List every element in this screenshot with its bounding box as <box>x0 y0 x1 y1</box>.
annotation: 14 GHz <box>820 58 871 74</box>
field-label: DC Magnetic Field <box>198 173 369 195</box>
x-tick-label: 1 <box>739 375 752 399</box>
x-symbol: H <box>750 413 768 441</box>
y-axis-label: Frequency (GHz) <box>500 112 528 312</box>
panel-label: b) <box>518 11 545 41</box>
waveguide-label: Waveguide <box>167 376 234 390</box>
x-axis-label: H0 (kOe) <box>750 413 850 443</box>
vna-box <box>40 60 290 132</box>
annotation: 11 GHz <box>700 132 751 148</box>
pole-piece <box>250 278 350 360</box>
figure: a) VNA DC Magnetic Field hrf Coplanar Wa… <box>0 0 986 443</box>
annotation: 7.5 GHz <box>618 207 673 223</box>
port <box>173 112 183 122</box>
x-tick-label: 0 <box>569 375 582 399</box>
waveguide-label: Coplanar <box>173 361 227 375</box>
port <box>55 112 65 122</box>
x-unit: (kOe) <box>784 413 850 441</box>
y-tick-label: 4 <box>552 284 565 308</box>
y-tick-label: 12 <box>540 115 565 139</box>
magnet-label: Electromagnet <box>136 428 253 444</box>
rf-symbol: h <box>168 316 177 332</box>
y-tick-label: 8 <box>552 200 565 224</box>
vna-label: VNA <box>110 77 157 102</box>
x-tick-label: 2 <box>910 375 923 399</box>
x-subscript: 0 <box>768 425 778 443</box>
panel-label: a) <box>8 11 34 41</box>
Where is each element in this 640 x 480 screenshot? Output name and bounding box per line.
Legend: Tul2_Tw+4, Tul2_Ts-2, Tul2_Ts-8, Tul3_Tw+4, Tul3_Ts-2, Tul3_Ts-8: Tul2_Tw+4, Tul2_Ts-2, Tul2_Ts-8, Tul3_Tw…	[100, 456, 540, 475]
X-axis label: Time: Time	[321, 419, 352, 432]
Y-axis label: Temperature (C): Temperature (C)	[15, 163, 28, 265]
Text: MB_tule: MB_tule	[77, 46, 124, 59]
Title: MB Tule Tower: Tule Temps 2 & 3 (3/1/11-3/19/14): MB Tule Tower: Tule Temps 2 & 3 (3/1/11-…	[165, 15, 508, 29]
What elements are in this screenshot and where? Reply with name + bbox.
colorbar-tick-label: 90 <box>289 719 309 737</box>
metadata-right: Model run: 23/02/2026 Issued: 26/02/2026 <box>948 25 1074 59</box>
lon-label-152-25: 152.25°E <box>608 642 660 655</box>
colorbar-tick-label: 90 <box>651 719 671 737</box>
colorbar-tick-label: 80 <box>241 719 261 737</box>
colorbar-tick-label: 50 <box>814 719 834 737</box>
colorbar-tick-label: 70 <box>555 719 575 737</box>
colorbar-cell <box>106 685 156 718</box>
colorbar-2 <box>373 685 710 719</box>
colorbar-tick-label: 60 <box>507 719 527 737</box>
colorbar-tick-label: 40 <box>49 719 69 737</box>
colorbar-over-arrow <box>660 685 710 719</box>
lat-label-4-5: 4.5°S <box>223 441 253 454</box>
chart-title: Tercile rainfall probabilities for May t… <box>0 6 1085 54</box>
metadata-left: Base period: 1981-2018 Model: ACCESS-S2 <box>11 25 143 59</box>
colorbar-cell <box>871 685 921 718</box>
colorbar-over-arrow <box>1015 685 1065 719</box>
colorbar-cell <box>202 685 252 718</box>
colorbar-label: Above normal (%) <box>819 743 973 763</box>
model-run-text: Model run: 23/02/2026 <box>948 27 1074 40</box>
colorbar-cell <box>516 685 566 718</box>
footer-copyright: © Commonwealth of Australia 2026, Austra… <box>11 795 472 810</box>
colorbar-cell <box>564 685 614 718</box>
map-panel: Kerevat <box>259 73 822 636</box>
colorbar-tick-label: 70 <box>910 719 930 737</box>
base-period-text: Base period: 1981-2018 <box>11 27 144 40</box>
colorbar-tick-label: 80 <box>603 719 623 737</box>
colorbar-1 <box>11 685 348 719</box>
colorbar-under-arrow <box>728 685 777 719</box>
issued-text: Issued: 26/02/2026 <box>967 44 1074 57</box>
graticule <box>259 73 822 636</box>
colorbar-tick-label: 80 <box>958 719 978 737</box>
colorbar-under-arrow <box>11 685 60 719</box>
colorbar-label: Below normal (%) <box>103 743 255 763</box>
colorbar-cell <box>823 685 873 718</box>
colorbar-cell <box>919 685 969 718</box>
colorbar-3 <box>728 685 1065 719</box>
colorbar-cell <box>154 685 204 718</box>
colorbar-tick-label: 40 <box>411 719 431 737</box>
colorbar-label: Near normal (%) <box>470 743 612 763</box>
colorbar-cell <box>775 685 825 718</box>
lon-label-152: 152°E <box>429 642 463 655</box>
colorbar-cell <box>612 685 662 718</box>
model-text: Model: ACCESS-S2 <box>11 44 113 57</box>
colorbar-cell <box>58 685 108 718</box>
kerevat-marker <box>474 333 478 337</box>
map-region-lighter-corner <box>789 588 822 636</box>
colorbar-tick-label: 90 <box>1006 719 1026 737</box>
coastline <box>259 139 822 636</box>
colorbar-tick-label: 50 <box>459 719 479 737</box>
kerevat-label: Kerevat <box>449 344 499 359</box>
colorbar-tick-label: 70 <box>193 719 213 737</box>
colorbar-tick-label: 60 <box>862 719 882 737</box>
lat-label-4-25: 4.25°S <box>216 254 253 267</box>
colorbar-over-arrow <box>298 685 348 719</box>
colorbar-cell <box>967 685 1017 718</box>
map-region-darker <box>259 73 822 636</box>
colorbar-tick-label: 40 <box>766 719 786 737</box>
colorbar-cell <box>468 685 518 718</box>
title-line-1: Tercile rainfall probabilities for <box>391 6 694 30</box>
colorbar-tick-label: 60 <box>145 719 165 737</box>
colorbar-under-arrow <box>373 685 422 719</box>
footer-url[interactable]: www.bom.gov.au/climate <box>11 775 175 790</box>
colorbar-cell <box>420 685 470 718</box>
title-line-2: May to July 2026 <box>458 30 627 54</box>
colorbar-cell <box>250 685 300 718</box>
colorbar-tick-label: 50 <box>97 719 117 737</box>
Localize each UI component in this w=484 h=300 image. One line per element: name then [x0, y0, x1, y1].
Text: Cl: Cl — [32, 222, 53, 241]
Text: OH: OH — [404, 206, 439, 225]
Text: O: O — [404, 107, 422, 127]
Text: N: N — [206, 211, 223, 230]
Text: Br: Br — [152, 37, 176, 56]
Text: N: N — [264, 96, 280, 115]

######

# YOUR OBJECTIVE
Reproduce every line of the listing above verbatim, from the first line through the last.

# COMPLETE ANSWER
List every element in this screenshot with its bounding box as <box>x0 y0 x1 y1</box>.
annotation: 14 GHz <box>820 58 871 74</box>
field-label: DC Magnetic Field <box>198 173 369 195</box>
x-tick-label: 1 <box>739 375 752 399</box>
x-symbol: H <box>750 413 768 441</box>
y-axis-label: Frequency (GHz) <box>500 112 528 312</box>
panel-label: b) <box>518 11 545 41</box>
waveguide-label: Waveguide <box>167 376 234 390</box>
x-axis-label: H0 (kOe) <box>750 413 850 443</box>
vna-box <box>40 60 290 132</box>
annotation: 11 GHz <box>700 132 751 148</box>
pole-piece <box>250 278 350 360</box>
figure: a) VNA DC Magnetic Field hrf Coplanar Wa… <box>0 0 986 443</box>
annotation: 7.5 GHz <box>618 207 673 223</box>
port <box>173 112 183 122</box>
x-tick-label: 0 <box>569 375 582 399</box>
waveguide-label: Coplanar <box>173 361 227 375</box>
port <box>55 112 65 122</box>
x-unit: (kOe) <box>784 413 850 441</box>
y-tick-label: 4 <box>552 284 565 308</box>
y-tick-label: 12 <box>540 115 565 139</box>
magnet-label: Electromagnet <box>136 428 253 444</box>
rf-symbol: h <box>168 316 177 332</box>
y-tick-label: 8 <box>552 200 565 224</box>
vna-label: VNA <box>110 77 157 102</box>
x-tick-label: 2 <box>910 375 923 399</box>
x-subscript: 0 <box>768 425 778 443</box>
panel-label: a) <box>8 11 34 41</box>
Where is each element in this 640 x 480 screenshot? Output name and bounding box per line.
Legend: Tul2_Tw+4, Tul2_Ts-2, Tul2_Ts-8, Tul3_Tw+4, Tul3_Ts-2, Tul3_Ts-8: Tul2_Tw+4, Tul2_Ts-2, Tul2_Ts-8, Tul3_Tw…	[100, 456, 540, 475]
X-axis label: Time: Time	[321, 419, 352, 432]
Y-axis label: Temperature (C): Temperature (C)	[15, 163, 28, 265]
Text: MB_tule: MB_tule	[77, 46, 124, 59]
Title: MB Tule Tower: Tule Temps 2 & 3 (3/1/11-3/19/14): MB Tule Tower: Tule Temps 2 & 3 (3/1/11-…	[165, 15, 508, 29]
What elements are in this screenshot and where? Reply with name + bbox.
colorbar-tick-label: 90 <box>289 719 309 737</box>
metadata-right: Model run: 23/02/2026 Issued: 26/02/2026 <box>948 25 1074 59</box>
lon-label-152-25: 152.25°E <box>608 642 660 655</box>
colorbar-tick-label: 90 <box>651 719 671 737</box>
colorbar-tick-label: 80 <box>241 719 261 737</box>
colorbar-tick-label: 50 <box>814 719 834 737</box>
colorbar-tick-label: 70 <box>555 719 575 737</box>
colorbar-cell <box>106 685 156 718</box>
colorbar-2 <box>373 685 710 719</box>
colorbar-tick-label: 60 <box>507 719 527 737</box>
colorbar-tick-label: 40 <box>49 719 69 737</box>
colorbar-over-arrow <box>660 685 710 719</box>
lat-label-4-5: 4.5°S <box>223 441 253 454</box>
chart-title: Tercile rainfall probabilities for May t… <box>0 6 1085 54</box>
metadata-left: Base period: 1981-2018 Model: ACCESS-S2 <box>11 25 143 59</box>
colorbar-cell <box>871 685 921 718</box>
colorbar-over-arrow <box>1015 685 1065 719</box>
colorbar-cell <box>202 685 252 718</box>
colorbar-label: Above normal (%) <box>819 743 973 763</box>
model-run-text: Model run: 23/02/2026 <box>948 27 1074 40</box>
colorbar-cell <box>516 685 566 718</box>
footer-copyright: © Commonwealth of Australia 2026, Austra… <box>11 795 472 810</box>
colorbar-cell <box>564 685 614 718</box>
map-panel: Kerevat <box>259 73 822 636</box>
colorbar-tick-label: 70 <box>910 719 930 737</box>
base-period-text: Base period: 1981-2018 <box>11 27 144 40</box>
colorbar-tick-label: 80 <box>603 719 623 737</box>
colorbar-1 <box>11 685 348 719</box>
colorbar-under-arrow <box>728 685 777 719</box>
issued-text: Issued: 26/02/2026 <box>967 44 1074 57</box>
graticule <box>259 73 822 636</box>
colorbar-tick-label: 80 <box>958 719 978 737</box>
colorbar-under-arrow <box>11 685 60 719</box>
colorbar-label: Below normal (%) <box>103 743 255 763</box>
colorbar-cell <box>823 685 873 718</box>
colorbar-cell <box>919 685 969 718</box>
colorbar-3 <box>728 685 1065 719</box>
colorbar-cell <box>154 685 204 718</box>
colorbar-tick-label: 40 <box>411 719 431 737</box>
colorbar-label: Near normal (%) <box>470 743 612 763</box>
colorbar-cell <box>775 685 825 718</box>
lon-label-152: 152°E <box>429 642 463 655</box>
colorbar-cell <box>612 685 662 718</box>
model-text: Model: ACCESS-S2 <box>11 44 113 57</box>
colorbar-cell <box>58 685 108 718</box>
kerevat-marker <box>474 333 478 337</box>
map-region-lighter-corner <box>789 588 822 636</box>
colorbar-tick-label: 90 <box>1006 719 1026 737</box>
coastline <box>259 139 822 636</box>
colorbar-tick-label: 50 <box>459 719 479 737</box>
kerevat-label: Kerevat <box>449 344 499 359</box>
colorbar-tick-label: 70 <box>193 719 213 737</box>
colorbar-tick-label: 60 <box>862 719 882 737</box>
lat-label-4-25: 4.25°S <box>216 254 253 267</box>
colorbar-over-arrow <box>298 685 348 719</box>
colorbar-cell <box>967 685 1017 718</box>
map-region-darker <box>259 73 822 636</box>
colorbar-tick-label: 40 <box>766 719 786 737</box>
colorbar-cell <box>468 685 518 718</box>
title-line-1: Tercile rainfall probabilities for <box>391 6 694 30</box>
colorbar-tick-label: 60 <box>145 719 165 737</box>
colorbar-under-arrow <box>373 685 422 719</box>
footer-url[interactable]: www.bom.gov.au/climate <box>11 775 175 790</box>
colorbar-cell <box>420 685 470 718</box>
title-line-2: May to July 2026 <box>458 30 627 54</box>
colorbar-cell <box>250 685 300 718</box>
colorbar-tick-label: 50 <box>97 719 117 737</box>
Localize each UI component in this w=484 h=300 image. One line per element: name then [x0, y0, x1, y1].
Text: Cl: Cl — [32, 222, 53, 241]
Text: OH: OH — [404, 206, 439, 225]
Text: O: O — [404, 107, 422, 127]
Text: N: N — [206, 211, 223, 230]
Text: Br: Br — [152, 37, 176, 56]
Text: N: N — [264, 96, 280, 115]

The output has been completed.